» Records for the exercise:
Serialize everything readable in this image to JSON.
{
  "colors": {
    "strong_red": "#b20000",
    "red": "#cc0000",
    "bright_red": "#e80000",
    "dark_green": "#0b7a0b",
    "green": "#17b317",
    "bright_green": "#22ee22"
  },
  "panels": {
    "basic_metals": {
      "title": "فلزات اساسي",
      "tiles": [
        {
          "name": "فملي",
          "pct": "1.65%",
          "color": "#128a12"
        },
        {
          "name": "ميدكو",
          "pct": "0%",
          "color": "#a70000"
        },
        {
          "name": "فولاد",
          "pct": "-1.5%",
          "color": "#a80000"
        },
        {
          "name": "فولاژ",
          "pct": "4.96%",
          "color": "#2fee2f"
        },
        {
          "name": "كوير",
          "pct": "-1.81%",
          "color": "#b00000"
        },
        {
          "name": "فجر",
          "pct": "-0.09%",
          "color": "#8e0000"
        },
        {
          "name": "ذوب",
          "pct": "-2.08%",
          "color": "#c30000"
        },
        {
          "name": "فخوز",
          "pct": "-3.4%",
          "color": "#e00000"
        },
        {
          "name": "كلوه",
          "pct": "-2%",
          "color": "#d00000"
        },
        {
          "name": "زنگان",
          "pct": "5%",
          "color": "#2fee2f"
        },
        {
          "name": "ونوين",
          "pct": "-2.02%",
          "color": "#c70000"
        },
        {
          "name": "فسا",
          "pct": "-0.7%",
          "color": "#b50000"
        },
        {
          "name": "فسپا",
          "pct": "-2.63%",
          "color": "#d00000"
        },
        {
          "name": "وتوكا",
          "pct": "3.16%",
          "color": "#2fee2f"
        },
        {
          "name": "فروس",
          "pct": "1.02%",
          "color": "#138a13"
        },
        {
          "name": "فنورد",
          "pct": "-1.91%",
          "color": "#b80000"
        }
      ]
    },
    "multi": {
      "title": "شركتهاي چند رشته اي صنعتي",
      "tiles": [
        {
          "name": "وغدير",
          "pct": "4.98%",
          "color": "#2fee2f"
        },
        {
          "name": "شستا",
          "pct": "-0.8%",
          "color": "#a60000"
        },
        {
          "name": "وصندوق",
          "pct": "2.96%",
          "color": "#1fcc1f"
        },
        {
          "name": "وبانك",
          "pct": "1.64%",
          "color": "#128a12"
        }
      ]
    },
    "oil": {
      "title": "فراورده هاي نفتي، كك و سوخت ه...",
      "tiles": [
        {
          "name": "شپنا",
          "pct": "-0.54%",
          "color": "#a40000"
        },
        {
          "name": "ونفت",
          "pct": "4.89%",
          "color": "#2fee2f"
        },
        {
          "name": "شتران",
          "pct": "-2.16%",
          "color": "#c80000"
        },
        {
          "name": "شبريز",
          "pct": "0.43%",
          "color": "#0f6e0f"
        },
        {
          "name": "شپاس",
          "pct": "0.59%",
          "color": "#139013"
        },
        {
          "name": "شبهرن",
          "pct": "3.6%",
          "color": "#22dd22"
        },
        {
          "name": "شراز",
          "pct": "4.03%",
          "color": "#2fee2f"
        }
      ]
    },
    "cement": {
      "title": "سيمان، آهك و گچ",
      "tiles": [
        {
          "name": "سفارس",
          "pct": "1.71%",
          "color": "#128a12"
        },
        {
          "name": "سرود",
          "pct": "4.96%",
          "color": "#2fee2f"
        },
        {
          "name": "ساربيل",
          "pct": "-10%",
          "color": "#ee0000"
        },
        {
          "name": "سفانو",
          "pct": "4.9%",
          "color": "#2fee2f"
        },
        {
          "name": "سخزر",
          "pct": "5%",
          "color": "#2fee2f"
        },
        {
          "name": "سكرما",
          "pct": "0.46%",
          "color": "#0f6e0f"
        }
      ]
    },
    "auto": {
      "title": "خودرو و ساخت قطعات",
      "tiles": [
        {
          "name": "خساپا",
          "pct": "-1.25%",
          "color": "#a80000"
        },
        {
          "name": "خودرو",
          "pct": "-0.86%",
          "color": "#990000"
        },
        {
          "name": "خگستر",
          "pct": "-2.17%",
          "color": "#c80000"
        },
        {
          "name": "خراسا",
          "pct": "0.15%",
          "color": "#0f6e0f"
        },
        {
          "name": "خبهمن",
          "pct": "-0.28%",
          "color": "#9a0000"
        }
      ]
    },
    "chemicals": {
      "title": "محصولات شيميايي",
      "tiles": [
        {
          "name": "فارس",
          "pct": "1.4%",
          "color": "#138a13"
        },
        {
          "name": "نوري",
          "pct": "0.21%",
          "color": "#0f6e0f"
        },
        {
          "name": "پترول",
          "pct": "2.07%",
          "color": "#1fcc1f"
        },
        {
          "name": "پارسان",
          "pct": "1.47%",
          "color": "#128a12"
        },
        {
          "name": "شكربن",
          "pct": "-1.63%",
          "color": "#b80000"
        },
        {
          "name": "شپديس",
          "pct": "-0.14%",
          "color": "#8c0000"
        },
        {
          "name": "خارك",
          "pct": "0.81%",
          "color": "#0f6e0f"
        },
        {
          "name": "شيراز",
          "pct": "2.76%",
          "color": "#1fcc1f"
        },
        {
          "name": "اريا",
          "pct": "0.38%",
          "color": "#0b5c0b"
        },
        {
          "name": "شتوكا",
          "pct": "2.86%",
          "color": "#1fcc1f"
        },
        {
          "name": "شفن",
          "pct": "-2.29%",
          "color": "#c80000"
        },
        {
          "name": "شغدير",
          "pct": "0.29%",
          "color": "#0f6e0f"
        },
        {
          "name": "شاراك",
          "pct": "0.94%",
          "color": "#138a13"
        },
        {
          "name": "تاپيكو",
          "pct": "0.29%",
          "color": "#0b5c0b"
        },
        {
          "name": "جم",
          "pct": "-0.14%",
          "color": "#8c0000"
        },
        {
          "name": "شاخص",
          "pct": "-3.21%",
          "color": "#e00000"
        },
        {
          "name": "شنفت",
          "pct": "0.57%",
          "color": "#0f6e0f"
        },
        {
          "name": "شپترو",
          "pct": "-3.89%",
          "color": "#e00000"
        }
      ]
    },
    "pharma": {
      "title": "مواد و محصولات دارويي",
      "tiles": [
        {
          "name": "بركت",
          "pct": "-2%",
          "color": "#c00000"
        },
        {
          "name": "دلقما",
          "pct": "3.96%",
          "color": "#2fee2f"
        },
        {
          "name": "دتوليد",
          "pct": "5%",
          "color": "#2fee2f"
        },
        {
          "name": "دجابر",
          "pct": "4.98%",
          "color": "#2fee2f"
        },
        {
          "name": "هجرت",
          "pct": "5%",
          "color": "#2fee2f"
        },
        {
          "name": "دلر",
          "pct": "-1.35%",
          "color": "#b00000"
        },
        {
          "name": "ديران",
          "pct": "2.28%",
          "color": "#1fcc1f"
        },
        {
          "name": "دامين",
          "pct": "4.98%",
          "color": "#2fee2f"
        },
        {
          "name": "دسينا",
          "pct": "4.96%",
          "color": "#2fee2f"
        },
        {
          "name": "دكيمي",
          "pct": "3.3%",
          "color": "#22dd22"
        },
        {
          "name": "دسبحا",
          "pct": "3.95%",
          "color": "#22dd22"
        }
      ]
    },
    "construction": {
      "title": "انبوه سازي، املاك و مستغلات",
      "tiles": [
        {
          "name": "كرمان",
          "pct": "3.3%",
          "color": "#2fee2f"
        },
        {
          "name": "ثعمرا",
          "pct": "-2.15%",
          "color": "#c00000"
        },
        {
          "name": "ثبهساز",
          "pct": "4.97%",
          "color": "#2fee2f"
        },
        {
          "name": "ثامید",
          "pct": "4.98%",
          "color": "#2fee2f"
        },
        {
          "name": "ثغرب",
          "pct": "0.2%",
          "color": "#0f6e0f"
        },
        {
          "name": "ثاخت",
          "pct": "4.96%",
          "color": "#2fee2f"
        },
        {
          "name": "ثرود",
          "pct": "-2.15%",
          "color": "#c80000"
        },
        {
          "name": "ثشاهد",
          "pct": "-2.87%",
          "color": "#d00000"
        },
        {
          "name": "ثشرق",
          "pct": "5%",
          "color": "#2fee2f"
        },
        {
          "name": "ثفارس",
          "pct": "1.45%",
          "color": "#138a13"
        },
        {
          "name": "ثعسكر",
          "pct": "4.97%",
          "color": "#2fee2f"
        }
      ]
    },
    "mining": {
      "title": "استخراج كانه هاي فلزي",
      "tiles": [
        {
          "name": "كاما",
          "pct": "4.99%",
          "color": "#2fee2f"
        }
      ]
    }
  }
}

» What the task asks: How many of the lines above include the string "title"? Answer with the number only.

» Reply to the exercise: 9